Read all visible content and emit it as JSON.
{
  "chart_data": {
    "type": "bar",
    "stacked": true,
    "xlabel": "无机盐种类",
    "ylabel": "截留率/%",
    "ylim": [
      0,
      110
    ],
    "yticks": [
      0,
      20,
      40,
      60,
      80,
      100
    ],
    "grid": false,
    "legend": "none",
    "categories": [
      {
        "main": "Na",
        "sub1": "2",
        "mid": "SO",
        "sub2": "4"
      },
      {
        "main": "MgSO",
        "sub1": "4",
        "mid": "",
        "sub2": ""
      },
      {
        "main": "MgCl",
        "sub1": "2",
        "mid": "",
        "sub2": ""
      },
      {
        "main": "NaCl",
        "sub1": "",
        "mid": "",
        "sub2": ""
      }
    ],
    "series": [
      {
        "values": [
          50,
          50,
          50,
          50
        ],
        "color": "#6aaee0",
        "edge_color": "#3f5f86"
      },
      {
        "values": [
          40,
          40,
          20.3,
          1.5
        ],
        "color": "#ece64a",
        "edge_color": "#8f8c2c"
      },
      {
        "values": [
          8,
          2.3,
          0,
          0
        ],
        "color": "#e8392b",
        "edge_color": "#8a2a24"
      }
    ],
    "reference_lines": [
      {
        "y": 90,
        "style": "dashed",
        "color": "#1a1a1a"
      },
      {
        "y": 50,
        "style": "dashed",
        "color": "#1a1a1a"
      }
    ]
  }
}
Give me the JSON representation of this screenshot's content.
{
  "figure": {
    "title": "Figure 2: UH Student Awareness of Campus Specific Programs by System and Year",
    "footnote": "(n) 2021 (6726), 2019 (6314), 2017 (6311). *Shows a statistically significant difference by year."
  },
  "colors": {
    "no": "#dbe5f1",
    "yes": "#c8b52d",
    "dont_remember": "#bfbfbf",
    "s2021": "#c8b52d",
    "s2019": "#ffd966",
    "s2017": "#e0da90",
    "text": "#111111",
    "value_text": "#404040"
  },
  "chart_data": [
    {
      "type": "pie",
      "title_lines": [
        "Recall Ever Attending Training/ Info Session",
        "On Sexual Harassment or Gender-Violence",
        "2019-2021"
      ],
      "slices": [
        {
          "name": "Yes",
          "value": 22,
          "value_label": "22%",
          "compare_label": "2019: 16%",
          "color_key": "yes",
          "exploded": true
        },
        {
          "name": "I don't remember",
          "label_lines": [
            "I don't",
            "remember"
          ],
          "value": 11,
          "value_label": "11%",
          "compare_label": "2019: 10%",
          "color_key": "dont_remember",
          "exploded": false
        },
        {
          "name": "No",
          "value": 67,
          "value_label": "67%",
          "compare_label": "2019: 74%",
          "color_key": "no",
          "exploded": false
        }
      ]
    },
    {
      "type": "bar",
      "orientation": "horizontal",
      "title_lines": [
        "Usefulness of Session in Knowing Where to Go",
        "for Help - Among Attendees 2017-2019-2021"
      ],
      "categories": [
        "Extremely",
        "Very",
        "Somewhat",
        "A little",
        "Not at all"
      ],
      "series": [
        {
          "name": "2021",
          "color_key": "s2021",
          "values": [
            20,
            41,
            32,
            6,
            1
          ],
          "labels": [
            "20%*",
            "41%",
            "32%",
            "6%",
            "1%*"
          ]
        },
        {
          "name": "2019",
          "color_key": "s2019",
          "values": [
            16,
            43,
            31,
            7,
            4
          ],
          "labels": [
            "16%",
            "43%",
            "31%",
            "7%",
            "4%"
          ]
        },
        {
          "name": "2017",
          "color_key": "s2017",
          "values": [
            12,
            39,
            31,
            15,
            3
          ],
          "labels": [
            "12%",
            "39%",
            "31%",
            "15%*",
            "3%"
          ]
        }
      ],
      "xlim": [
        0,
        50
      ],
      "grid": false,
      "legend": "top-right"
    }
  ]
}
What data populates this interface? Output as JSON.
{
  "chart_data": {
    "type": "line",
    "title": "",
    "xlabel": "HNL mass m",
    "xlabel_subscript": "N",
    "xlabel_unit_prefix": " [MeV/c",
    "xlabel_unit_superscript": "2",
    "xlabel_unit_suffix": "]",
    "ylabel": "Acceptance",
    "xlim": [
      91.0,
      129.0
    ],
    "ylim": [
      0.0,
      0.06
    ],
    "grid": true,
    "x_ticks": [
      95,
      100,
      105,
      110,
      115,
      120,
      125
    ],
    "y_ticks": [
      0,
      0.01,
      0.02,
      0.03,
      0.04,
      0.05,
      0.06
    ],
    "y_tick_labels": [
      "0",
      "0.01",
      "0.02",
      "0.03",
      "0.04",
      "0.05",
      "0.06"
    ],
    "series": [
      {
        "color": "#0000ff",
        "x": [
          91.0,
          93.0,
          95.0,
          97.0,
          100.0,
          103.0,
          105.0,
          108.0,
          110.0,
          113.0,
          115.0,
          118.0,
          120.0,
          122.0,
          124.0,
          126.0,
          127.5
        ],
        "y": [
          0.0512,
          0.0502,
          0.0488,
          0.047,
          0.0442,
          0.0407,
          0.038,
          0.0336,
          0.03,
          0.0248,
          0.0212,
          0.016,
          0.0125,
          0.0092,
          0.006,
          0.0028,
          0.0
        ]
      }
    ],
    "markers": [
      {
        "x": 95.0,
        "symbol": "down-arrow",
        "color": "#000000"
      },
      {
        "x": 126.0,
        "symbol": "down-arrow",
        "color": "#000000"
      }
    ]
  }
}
++++++++++
=== Stated problem ===
Copy all the lines, exactly.

=== Response to this exercise ===
Read all visible content and emit it as JSON.
{
  "chart_data": {
    "type": "bar",
    "stacked": true,
    "xlabel": "无机盐种类",
    "ylabel": "截留率/%",
    "ylim": [
      0,
      110
    ],
    "yticks": [
      0,
      20,
      40,
      60,
      80,
      100
    ],
    "grid": false,
    "legend": "none",
    "categories": [
      {
        "main": "Na",
        "sub1": "2",
        "mid": "SO",
        "sub2": "4"
      },
      {
        "main": "MgSO",
        "sub1": "4",
        "mid": "",
        "sub2": ""
      },
      {
        "main": "MgCl",
        "sub1": "2",
        "mid": "",
        "sub2": ""
      },
      {
        "main": "NaCl",
        "sub1": "",
        "mid": "",
        "sub2": ""
      }
    ],
    "series": [
      {
        "values": [
          50,
          50,
          50,
          50
        ],
        "color": "#6aaee0",
        "edge_color": "#3f5f86"
      },
      {
        "values": [
          40,
          40,
          20.3,
          1.5
        ],
        "color": "#ece64a",
        "edge_color": "#8f8c2c"
      },
      {
        "values": [
          8,
          2.3,
          0,
          0
        ],
        "color": "#e8392b",
        "edge_color": "#8a2a24"
      }
    ],
    "reference_lines": [
      {
        "y": 90,
        "style": "dashed",
        "color": "#1a1a1a"
      },
      {
        "y": 50,
        "style": "dashed",
        "color": "#1a1a1a"
      }
    ]
  }
}
Give me the JSON representation of this screenshot's content.
{
  "figure": {
    "title": "Figure 2: UH Student Awareness of Campus Specific Programs by System and Year",
    "footnote": "(n) 2021 (6726), 2019 (6314), 2017 (6311). *Shows a statistically significant difference by year."
  },
  "colors": {
    "no": "#dbe5f1",
    "yes": "#c8b52d",
    "dont_remember": "#bfbfbf",
    "s2021": "#c8b52d",
    "s2019": "#ffd966",
    "s2017": "#e0da90",
    "text": "#111111",
    "value_text": "#404040"
  },
  "chart_data": [
    {
      "type": "pie",
      "title_lines": [
        "Recall Ever Attending Training/ Info Session",
        "On Sexual Harassment or Gender-Violence",
        "2019-2021"
      ],
      "slices": [
        {
          "name": "Yes",
          "value": 22,
          "value_label": "22%",
          "compare_label": "2019: 16%",
          "color_key": "yes",
          "exploded": true
        },
        {
          "name": "I don't remember",
          "label_lines": [
            "I don't",
            "remember"
          ],
          "value": 11,
          "value_label": "11%",
          "compare_label": "2019: 10%",
          "color_key": "dont_remember",
          "exploded": false
        },
        {
          "name": "No",
          "value": 67,
          "value_label": "67%",
          "compare_label": "2019: 74%",
          "color_key": "no",
          "exploded": false
        }
      ]
    },
    {
      "type": "bar",
      "orientation": "horizontal",
      "title_lines": [
        "Usefulness of Session in Knowing Where to Go",
        "for Help - Among Attendees 2017-2019-2021"
      ],
      "categories": [
        "Extremely",
        "Very",
        "Somewhat",
        "A little",
        "Not at all"
      ],
      "series": [
        {
          "name": "2021",
          "color_key": "s2021",
          "values": [
            20,
            41,
            32,
            6,
            1
          ],
          "labels": [
            "20%*",
            "41%",
            "32%",
            "6%",
            "1%*"
          ]
        },
        {
          "name": "2019",
          "color_key": "s2019",
          "values": [
            16,
            43,
            31,
            7,
            4
          ],
          "labels": [
            "16%",
            "43%",
            "31%",
            "7%",
            "4%"
          ]
        },
        {
          "name": "2017",
          "color_key": "s2017",
          "values": [
            12,
            39,
            31,
            15,
            3
          ],
          "labels": [
            "12%",
            "39%",
            "31%",
            "15%*",
            "3%"
          ]
        }
      ],
      "xlim": [
        0,
        50
      ],
      "grid": false,
      "legend": "top-right"
    }
  ]
}
What data populates this interface? Output as JSON.
{
  "chart_data": {
    "type": "line",
    "title": "",
    "xlabel": "HNL mass m",
    "xlabel_subscript": "N",
    "xlabel_unit_prefix": " [MeV/c",
    "xlabel_unit_superscript": "2",
    "xlabel_unit_suffix": "]",
    "ylabel": "Acceptance",
    "xlim": [
      91.0,
      129.0
    ],
    "ylim": [
      0.0,
      0.06
    ],
    "grid": true,
    "x_ticks": [
      95,
      100,
      105,
      110,
      115,
      120,
      125
    ],
    "y_ticks": [
      0,
      0.01,
      0.02,
      0.03,
      0.04,
      0.05,
      0.06
    ],
    "y_tick_labels": [
      "0",
      "0.01",
      "0.02",
      "0.03",
      "0.04",
      "0.05",
      "0.06"
    ],
    "series": [
      {
        "color": "#0000ff",
        "x": [
          91.0,
          93.0,
          95.0,
          97.0,
          100.0,
          103.0,
          105.0,
          108.0,
          110.0,
          113.0,
          115.0,
          118.0,
          120.0,
          122.0,
          124.0,
          126.0,
          127.5
        ],
        "y": [
          0.0512,
          0.0502,
          0.0488,
          0.047,
          0.0442,
          0.0407,
          0.038,
          0.0336,
          0.03,
          0.0248,
          0.0212,
          0.016,
          0.0125,
          0.0092,
          0.006,
          0.0028,
          0.0
        ]
      }
    ],
    "markers": [
      {
        "x": 95.0,
        "symbol": "down-arrow",
        "color": "#000000"
      },
      {
        "x": 126.0,
        "symbol": "down-arrow",
        "color": "#000000"
      }
    ]
  }
}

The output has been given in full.